_Passage provided:_
▼

Clinical Documentation and Coding: The Foundation of Healthcare

Healthcare quality and data come from clinical documentation.

Bricks and mortar are the foundation of many a structure. Clinical documentation and coding are similar, as they are also the supportive building blocks in healthcare and can be thought of as foundational as well. In healthcare, over the past 25-30 years we’ve seen the use, need, and importance of clinical documentation and coding greatly increase. It doesn’t matter if it’s for diagnoses or procedures, inpatient or outpatient, or private, public, or government payers – the importance is still there.

One of the historic factors to this increased importance has been reimbursement methodologies, as they are driven by the coding, which is directly linked to the clinical documentation. With the connection to reimbursement comes attention to accuracy and compliance, which really goes hand in hand with all clinical documentation and coding activities and functions.

We have also seen more emphasis on healthcare research, which also has a significant dependence upon clinical documentation and coding. Research studies involve a vast array of information, including social factors, financing systems, organizational structures and processes, health technologies, clinical data, and personal behaviors, all of which is encapsulated in the form of data – some of which comes from the documentation and coding.

Healthcare quality and data are gaining more and more importance as well, and key elements include coded data, which comes from the clinical documentation. We see the landscape shifting more towards quality metrics, but those metrics are often associated with documentation and coding accuracy and integrity. According to the Institute of Medicine (IOM), there are six domains of health quality:

  1. Safe: Avoiding harm to patients from the care that is intended to help them.
  2. Effective: Providing services based on scientific knowledge to all who could benefit and refraining from providing services to those not likely to benefit (avoiding underuse and misuse, respectively).
  3. Patient-centered: Providing care that is respectful of and responsive to individual patient preferences, needs, and values, and ensuring that patient values guide all clinical decisions.
  4. Timely: Reducing waits and sometimes harmful delays for both those who receive and give care.
  5. Efficient: Avoiding waste, including waste of equipment, supplies, ideas, and energy.
  6. Equitable: Providing care that does not vary in quality among groups of those with varying personal characteristics such as gender, ethnicity, geographic location, and socioeconomic status.

One can see that these domains are supported by data and information, much of which is obtained from clinical documentation and coding. Thus, as we continue to strive for quality in healthcare, let’s keep these factors in the forefront in relation to our clinical documentation and coding activities and functions.

▲

_Entries provided:_
▼

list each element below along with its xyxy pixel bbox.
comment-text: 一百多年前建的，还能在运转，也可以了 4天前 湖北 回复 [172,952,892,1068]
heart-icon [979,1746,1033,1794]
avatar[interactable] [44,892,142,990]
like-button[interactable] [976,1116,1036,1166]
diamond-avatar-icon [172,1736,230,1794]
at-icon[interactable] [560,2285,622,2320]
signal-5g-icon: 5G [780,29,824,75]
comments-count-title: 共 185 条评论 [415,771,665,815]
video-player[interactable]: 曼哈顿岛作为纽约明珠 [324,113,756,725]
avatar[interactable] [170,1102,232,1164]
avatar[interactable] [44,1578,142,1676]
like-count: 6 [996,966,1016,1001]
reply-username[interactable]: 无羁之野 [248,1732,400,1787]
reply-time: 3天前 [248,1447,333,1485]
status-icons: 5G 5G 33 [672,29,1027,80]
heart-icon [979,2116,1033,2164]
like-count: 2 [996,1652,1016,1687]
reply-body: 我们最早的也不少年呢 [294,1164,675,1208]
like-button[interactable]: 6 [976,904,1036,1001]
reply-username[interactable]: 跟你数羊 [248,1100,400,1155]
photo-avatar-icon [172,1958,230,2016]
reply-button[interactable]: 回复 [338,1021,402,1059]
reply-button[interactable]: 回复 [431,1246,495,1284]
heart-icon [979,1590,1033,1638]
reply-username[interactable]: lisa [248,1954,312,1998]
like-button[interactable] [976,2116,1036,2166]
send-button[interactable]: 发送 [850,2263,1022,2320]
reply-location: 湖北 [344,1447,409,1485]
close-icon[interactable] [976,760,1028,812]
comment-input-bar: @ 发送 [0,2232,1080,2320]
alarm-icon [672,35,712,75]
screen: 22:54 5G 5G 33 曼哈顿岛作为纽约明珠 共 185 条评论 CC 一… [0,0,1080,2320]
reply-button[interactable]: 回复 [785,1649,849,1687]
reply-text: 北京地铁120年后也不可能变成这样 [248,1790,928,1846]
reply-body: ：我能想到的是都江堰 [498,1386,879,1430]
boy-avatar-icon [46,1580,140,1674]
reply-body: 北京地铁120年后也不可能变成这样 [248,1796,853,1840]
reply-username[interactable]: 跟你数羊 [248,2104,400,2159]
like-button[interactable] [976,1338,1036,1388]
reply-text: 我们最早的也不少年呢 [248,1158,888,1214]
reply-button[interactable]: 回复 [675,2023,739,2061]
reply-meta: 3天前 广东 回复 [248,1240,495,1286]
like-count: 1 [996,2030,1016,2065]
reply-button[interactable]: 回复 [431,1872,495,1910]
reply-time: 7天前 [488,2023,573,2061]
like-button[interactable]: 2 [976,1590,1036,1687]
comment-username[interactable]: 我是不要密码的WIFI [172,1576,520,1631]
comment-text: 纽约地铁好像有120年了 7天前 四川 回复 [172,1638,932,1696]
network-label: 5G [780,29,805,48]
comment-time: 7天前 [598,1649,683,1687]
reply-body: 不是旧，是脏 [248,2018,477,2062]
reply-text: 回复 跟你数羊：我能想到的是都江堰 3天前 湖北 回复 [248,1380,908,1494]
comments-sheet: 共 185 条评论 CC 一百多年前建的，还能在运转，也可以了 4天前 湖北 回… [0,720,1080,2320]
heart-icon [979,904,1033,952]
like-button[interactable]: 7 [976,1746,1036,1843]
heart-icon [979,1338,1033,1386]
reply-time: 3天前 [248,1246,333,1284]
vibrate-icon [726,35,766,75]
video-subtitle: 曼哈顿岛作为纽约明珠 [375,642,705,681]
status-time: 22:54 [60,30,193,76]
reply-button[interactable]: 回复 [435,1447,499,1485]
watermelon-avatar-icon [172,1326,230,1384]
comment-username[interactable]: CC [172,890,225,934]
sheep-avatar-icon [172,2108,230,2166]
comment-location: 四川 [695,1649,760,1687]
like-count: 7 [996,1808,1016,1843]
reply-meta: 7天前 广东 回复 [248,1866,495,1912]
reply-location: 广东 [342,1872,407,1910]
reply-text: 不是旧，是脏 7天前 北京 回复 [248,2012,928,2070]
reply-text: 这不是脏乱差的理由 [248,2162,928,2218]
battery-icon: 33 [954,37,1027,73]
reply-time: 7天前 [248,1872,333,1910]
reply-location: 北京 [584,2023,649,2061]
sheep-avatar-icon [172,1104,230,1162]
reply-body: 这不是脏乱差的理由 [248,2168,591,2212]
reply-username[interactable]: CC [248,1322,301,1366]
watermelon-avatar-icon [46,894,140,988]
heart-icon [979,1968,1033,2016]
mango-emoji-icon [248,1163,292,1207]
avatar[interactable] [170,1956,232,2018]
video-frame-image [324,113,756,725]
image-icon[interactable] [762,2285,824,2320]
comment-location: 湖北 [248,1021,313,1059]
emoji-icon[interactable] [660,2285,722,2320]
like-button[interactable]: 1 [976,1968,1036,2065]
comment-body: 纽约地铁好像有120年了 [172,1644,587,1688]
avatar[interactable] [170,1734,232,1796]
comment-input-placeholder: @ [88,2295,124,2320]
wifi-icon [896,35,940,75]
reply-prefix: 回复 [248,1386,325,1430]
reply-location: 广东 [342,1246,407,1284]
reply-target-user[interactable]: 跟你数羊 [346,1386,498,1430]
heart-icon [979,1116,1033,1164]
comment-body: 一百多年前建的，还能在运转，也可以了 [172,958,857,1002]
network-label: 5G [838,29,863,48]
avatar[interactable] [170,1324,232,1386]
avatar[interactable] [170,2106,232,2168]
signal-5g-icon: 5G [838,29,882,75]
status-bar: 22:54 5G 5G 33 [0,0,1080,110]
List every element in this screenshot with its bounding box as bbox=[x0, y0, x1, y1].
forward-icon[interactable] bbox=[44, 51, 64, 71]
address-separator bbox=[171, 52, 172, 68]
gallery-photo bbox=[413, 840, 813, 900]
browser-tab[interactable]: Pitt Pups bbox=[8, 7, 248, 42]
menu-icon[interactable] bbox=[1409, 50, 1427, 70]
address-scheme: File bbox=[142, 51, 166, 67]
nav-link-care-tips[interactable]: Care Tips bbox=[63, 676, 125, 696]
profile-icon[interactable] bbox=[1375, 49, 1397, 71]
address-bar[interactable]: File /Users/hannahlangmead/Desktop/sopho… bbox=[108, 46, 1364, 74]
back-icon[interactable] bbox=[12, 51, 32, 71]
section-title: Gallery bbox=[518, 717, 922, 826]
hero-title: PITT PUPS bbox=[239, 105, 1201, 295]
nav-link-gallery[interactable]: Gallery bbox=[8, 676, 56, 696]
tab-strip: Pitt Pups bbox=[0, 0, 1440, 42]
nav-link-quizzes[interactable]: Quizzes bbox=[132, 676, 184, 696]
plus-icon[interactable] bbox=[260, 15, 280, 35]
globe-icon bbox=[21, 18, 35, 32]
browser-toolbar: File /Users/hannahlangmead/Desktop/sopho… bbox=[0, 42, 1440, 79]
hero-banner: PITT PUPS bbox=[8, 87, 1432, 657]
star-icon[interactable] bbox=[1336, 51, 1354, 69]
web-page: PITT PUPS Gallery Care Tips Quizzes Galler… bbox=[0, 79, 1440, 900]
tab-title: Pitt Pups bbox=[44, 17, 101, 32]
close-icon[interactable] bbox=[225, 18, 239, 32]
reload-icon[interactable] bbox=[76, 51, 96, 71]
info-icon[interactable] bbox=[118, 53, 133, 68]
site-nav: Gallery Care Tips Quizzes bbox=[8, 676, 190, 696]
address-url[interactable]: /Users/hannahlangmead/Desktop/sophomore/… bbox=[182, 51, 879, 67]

▲

_Exercise objective:_ From the passage on clinical documentation and coding, list every domain of health quality that it attributes to the Institute of Medicine.

_Answer section:_ Safe, Effective, Patient-centered, Timely, Efficient, Equitable